* start Task material *

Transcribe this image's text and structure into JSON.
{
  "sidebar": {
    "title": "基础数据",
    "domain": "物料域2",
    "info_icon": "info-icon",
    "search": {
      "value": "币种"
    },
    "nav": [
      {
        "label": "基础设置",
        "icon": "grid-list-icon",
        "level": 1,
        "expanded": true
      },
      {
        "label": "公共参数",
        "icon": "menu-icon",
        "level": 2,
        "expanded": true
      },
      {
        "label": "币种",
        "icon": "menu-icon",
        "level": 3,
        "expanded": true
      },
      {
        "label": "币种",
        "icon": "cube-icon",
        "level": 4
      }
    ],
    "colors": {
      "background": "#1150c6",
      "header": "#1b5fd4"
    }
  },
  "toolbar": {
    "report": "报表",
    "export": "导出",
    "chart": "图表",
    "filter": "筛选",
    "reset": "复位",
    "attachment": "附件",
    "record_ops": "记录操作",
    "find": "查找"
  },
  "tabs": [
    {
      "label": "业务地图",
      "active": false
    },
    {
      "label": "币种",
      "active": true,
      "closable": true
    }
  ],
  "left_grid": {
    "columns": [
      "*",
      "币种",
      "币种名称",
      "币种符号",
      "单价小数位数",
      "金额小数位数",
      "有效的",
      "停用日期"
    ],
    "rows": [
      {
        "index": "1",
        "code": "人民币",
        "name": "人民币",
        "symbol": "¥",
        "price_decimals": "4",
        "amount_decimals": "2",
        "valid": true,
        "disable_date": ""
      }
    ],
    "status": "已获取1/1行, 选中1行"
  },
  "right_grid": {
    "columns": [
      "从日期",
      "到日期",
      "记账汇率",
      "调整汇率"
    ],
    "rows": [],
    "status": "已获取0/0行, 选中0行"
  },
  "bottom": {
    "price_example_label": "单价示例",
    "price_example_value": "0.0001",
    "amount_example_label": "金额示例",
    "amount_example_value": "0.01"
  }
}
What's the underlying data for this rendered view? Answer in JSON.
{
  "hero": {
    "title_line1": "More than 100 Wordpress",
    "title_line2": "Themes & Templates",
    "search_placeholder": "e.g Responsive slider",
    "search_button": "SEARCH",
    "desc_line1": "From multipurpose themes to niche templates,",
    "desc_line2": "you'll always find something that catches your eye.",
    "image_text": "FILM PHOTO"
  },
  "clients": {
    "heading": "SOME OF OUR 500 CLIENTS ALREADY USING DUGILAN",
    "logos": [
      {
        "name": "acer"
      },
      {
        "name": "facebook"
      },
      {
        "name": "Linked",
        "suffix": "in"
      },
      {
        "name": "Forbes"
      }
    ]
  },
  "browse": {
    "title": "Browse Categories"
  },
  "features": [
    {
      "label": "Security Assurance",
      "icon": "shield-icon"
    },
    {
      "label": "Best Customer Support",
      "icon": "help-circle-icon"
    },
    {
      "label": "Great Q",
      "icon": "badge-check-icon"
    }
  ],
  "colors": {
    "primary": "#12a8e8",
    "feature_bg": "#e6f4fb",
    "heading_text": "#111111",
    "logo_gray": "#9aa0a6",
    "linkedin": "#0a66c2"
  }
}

* end Task material *

Set down all of the data above, word for word.

Transcribe this image's text and structure into JSON.
{
  "sidebar": {
    "title": "基础数据",
    "domain": "物料域2",
    "info_icon": "info-icon",
    "search": {
      "value": "币种"
    },
    "nav": [
      {
        "label": "基础设置",
        "icon": "grid-list-icon",
        "level": 1,
        "expanded": true
      },
      {
        "label": "公共参数",
        "icon": "menu-icon",
        "level": 2,
        "expanded": true
      },
      {
        "label": "币种",
        "icon": "menu-icon",
        "level": 3,
        "expanded": true
      },
      {
        "label": "币种",
        "icon": "cube-icon",
        "level": 4
      }
    ],
    "colors": {
      "background": "#1150c6",
      "header": "#1b5fd4"
    }
  },
  "toolbar": {
    "report": "报表",
    "export": "导出",
    "chart": "图表",
    "filter": "筛选",
    "reset": "复位",
    "attachment": "附件",
    "record_ops": "记录操作",
    "find": "查找"
  },
  "tabs": [
    {
      "label": "业务地图",
      "active": false
    },
    {
      "label": "币种",
      "active": true,
      "closable": true
    }
  ],
  "left_grid": {
    "columns": [
      "*",
      "币种",
      "币种名称",
      "币种符号",
      "单价小数位数",
      "金额小数位数",
      "有效的",
      "停用日期"
    ],
    "rows": [
      {
        "index": "1",
        "code": "人民币",
        "name": "人民币",
        "symbol": "¥",
        "price_decimals": "4",
        "amount_decimals": "2",
        "valid": true,
        "disable_date": ""
      }
    ],
    "status": "已获取1/1行, 选中1行"
  },
  "right_grid": {
    "columns": [
      "从日期",
      "到日期",
      "记账汇率",
      "调整汇率"
    ],
    "rows": [],
    "status": "已获取0/0行, 选中0行"
  },
  "bottom": {
    "price_example_label": "单价示例",
    "price_example_value": "0.0001",
    "amount_example_label": "金额示例",
    "amount_example_value": "0.01"
  }
}
What's the underlying data for this rendered view? Answer in JSON.
{
  "hero": {
    "title_line1": "More than 100 Wordpress",
    "title_line2": "Themes & Templates",
    "search_placeholder": "e.g Responsive slider",
    "search_button": "SEARCH",
    "desc_line1": "From multipurpose themes to niche templates,",
    "desc_line2": "you'll always find something that catches your eye.",
    "image_text": "FILM PHOTO"
  },
  "clients": {
    "heading": "SOME OF OUR 500 CLIENTS ALREADY USING DUGILAN",
    "logos": [
      {
        "name": "acer"
      },
      {
        "name": "facebook"
      },
      {
        "name": "Linked",
        "suffix": "in"
      },
      {
        "name": "Forbes"
      }
    ]
  },
  "browse": {
    "title": "Browse Categories"
  },
  "features": [
    {
      "label": "Security Assurance",
      "icon": "shield-icon"
    },
    {
      "label": "Best Customer Support",
      "icon": "help-circle-icon"
    },
    {
      "label": "Great Q",
      "icon": "badge-check-icon"
    }
  ],
  "colors": {
    "primary": "#12a8e8",
    "feature_bg": "#e6f4fb",
    "heading_text": "#111111",
    "logo_gray": "#9aa0a6",
    "linkedin": "#0a66c2"
  }
}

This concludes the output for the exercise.